Material to process —
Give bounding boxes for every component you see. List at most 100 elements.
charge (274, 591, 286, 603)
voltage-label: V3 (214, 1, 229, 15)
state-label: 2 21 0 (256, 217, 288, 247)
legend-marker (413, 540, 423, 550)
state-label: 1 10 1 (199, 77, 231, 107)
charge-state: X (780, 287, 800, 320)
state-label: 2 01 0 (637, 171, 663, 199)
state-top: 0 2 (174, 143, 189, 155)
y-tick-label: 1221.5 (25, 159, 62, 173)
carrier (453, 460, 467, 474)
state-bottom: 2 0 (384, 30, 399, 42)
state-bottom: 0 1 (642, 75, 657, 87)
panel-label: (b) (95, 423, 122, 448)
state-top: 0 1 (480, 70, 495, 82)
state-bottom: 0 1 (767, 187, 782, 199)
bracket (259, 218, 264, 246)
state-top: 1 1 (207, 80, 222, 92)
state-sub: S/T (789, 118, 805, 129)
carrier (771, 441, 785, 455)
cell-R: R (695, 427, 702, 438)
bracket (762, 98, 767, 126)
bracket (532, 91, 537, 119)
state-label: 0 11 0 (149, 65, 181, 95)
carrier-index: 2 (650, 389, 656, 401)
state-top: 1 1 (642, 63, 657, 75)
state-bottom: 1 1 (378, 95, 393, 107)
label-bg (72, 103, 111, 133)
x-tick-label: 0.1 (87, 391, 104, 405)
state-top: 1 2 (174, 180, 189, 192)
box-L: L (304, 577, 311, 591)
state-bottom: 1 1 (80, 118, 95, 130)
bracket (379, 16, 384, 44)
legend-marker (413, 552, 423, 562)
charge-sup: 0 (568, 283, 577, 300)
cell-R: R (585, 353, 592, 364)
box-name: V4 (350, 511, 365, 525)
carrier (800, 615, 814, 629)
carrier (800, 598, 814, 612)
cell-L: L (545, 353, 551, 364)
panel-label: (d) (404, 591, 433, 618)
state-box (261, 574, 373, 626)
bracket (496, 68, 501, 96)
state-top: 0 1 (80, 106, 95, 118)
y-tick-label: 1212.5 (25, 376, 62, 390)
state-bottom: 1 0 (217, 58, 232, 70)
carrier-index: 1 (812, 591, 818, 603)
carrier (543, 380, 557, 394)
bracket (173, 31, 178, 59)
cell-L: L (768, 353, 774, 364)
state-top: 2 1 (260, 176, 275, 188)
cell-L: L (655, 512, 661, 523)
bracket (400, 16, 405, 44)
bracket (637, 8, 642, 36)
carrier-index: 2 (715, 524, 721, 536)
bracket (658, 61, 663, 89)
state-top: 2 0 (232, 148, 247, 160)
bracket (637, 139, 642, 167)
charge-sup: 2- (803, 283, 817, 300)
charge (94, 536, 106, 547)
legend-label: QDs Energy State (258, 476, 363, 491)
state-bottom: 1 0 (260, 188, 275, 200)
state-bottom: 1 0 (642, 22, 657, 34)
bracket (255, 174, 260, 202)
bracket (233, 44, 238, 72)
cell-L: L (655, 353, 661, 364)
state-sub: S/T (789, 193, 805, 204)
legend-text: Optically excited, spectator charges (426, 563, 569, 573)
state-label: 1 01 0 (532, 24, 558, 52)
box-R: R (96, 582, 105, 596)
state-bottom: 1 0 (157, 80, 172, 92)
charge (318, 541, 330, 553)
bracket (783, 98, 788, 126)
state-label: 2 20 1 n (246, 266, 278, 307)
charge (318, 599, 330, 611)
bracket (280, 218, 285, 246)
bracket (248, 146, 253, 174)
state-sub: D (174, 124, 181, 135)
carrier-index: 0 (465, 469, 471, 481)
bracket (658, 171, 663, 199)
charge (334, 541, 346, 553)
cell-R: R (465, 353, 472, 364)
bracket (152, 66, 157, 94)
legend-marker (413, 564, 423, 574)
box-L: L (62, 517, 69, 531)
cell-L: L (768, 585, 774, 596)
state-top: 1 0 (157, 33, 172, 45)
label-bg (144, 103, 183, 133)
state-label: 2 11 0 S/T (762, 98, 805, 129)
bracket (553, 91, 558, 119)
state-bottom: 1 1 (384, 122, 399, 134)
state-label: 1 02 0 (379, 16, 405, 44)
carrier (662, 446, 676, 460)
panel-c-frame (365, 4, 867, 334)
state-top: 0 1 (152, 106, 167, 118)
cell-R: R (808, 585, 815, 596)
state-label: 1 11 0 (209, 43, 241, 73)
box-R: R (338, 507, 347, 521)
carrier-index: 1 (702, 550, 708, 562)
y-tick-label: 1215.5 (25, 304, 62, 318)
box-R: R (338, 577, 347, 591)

Stated goal — Reproduce every line of the records above word for word.

Written answer —
Give bounding boxes for every component you see. List at most 100 elements.
charge (274, 591, 286, 603)
voltage-label: V3 (214, 1, 229, 15)
state-label: 2 21 0 (256, 217, 288, 247)
legend-marker (413, 540, 423, 550)
state-label: 1 10 1 (199, 77, 231, 107)
charge-state: X (780, 287, 800, 320)
state-label: 2 01 0 (637, 171, 663, 199)
state-top: 0 2 (174, 143, 189, 155)
y-tick-label: 1221.5 (25, 159, 62, 173)
carrier (453, 460, 467, 474)
state-bottom: 2 0 (384, 30, 399, 42)
state-bottom: 0 1 (642, 75, 657, 87)
panel-label: (b) (95, 423, 122, 448)
state-top: 0 1 (480, 70, 495, 82)
state-bottom: 0 1 (767, 187, 782, 199)
bracket (259, 218, 264, 246)
state-top: 1 1 (207, 80, 222, 92)
state-sub: S/T (789, 118, 805, 129)
carrier (771, 441, 785, 455)
cell-R: R (695, 427, 702, 438)
bracket (762, 98, 767, 126)
bracket (532, 91, 537, 119)
state-label: 0 11 0 (149, 65, 181, 95)
carrier-index: 2 (650, 389, 656, 401)
state-top: 1 1 (642, 63, 657, 75)
state-bottom: 1 1 (378, 95, 393, 107)
label-bg (72, 103, 111, 133)
x-tick-label: 0.1 (87, 391, 104, 405)
state-top: 1 2 (174, 180, 189, 192)
box-L: L (304, 577, 311, 591)
state-bottom: 1 1 (80, 118, 95, 130)
bracket (379, 16, 384, 44)
legend-marker (413, 552, 423, 562)
charge-sup: 0 (568, 283, 577, 300)
cell-R: R (585, 353, 592, 364)
box-name: V4 (350, 511, 365, 525)
carrier (800, 615, 814, 629)
carrier (800, 598, 814, 612)
cell-L: L (545, 353, 551, 364)
panel-label: (d) (404, 591, 433, 618)
state-box (261, 574, 373, 626)
bracket (496, 68, 501, 96)
state-top: 0 1 (80, 106, 95, 118)
y-tick-label: 1212.5 (25, 376, 62, 390)
state-bottom: 1 0 (217, 58, 232, 70)
carrier-index: 1 (812, 591, 818, 603)
carrier (543, 380, 557, 394)
bracket (173, 31, 178, 59)
cell-L: L (768, 353, 774, 364)
state-top: 2 1 (260, 176, 275, 188)
cell-L: L (655, 512, 661, 523)
bracket (400, 16, 405, 44)
bracket (637, 8, 642, 36)
carrier-index: 2 (715, 524, 721, 536)
bracket (658, 61, 663, 89)
state-top: 2 0 (232, 148, 247, 160)
bracket (637, 139, 642, 167)
charge-sup: 2- (803, 283, 817, 300)
charge (94, 536, 106, 547)
legend-label: QDs Energy State (258, 476, 363, 491)
state-bottom: 1 0 (260, 188, 275, 200)
state-bottom: 1 0 (642, 22, 657, 34)
bracket (255, 174, 260, 202)
bracket (233, 44, 238, 72)
cell-L: L (655, 353, 661, 364)
state-sub: S/T (789, 193, 805, 204)
legend-text: Optically excited, spectator charges (426, 563, 569, 573)
state-label: 1 01 0 (532, 24, 558, 52)
box-R: R (96, 582, 105, 596)
state-bottom: 1 0 (157, 80, 172, 92)
charge (318, 541, 330, 553)
bracket (783, 98, 788, 126)
state-label: 2 20 1 n (246, 266, 278, 307)
charge (318, 599, 330, 611)
bracket (280, 218, 285, 246)
bracket (248, 146, 253, 174)
state-sub: D (174, 124, 181, 135)
carrier-index: 0 (465, 469, 471, 481)
bracket (658, 171, 663, 199)
charge (334, 541, 346, 553)
cell-R: R (465, 353, 472, 364)
bracket (152, 66, 157, 94)
legend-marker (413, 564, 423, 574)
box-L: L (62, 517, 69, 531)
cell-L: L (768, 585, 774, 596)
state-top: 1 0 (157, 33, 172, 45)
label-bg (144, 103, 183, 133)
state-label: 2 11 0 S/T (762, 98, 805, 129)
bracket (553, 91, 558, 119)
state-bottom: 1 1 (384, 122, 399, 134)
state-label: 1 02 0 (379, 16, 405, 44)
carrier (662, 446, 676, 460)
panel-c-frame (365, 4, 867, 334)
state-top: 0 1 (152, 106, 167, 118)
cell-R: R (808, 585, 815, 596)
state-label: 1 11 0 (209, 43, 241, 73)
box-R: R (338, 507, 347, 521)
carrier-index: 1 (702, 550, 708, 562)
y-tick-label: 1215.5 (25, 304, 62, 318)
box-R: R (338, 577, 347, 591)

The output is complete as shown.